Exercise brief: Set the listing down again exactly, please, apart from its pictures.

Dataset excerpts:
____

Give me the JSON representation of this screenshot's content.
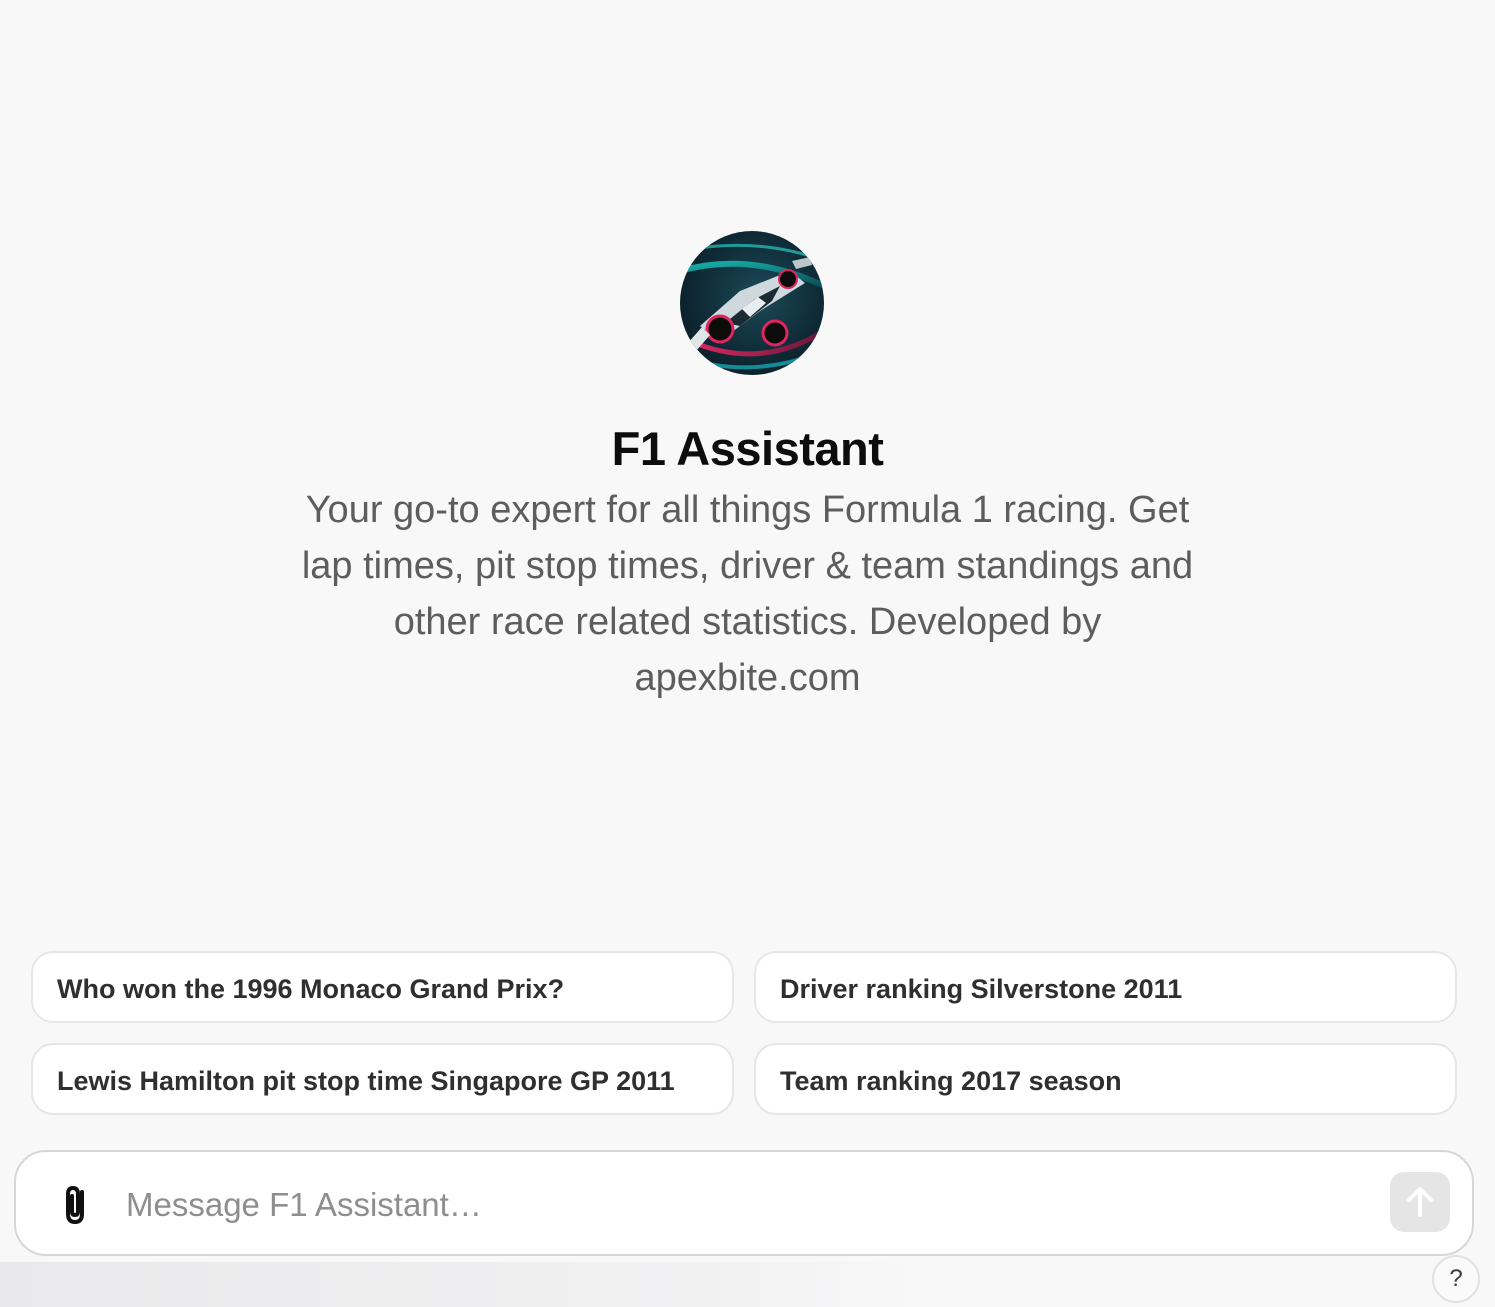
{
  "assistant": {
    "name": "F1 Assistant",
    "avatar_icon": "race-car-avatar",
    "description": "Your go-to expert for all things Formula 1 racing. Get lap times, pit stop times, driver & team standings and other race related statistics. Developed by apexbite.com"
  },
  "suggestions": [
    {
      "label": "Who won the 1996 Monaco Grand Prix?"
    },
    {
      "label": "Driver ranking Silverstone 2011"
    },
    {
      "label": "Lewis Hamilton pit stop time Singapore GP 2011"
    },
    {
      "label": "Team ranking 2017 season"
    }
  ],
  "composer": {
    "placeholder": "Message F1 Assistant…",
    "value": "",
    "attach_icon": "paperclip-icon",
    "send_icon": "arrow-up-icon"
  },
  "help": {
    "label": "?"
  },
  "colors": {
    "background": "#f8f8f9",
    "title": "#0d0d0d",
    "description": "#5d5d5d",
    "send_button_disabled": "#e5e5e6"
  }
}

____

The completed task:
Give me the JSON representation of this screenshot's content.
{
  "assistant": {
    "name": "F1 Assistant",
    "avatar_icon": "race-car-avatar",
    "description": "Your go-to expert for all things Formula 1 racing. Get lap times, pit stop times, driver & team standings and other race related statistics. Developed by apexbite.com"
  },
  "suggestions": [
    {
      "label": "Who won the 1996 Monaco Grand Prix?"
    },
    {
      "label": "Driver ranking Silverstone 2011"
    },
    {
      "label": "Lewis Hamilton pit stop time Singapore GP 2011"
    },
    {
      "label": "Team ranking 2017 season"
    }
  ],
  "composer": {
    "placeholder": "Message F1 Assistant…",
    "value": "",
    "attach_icon": "paperclip-icon",
    "send_icon": "arrow-up-icon"
  },
  "help": {
    "label": "?"
  },
  "colors": {
    "background": "#f8f8f9",
    "title": "#0d0d0d",
    "description": "#5d5d5d",
    "send_button_disabled": "#e5e5e6"
  }
}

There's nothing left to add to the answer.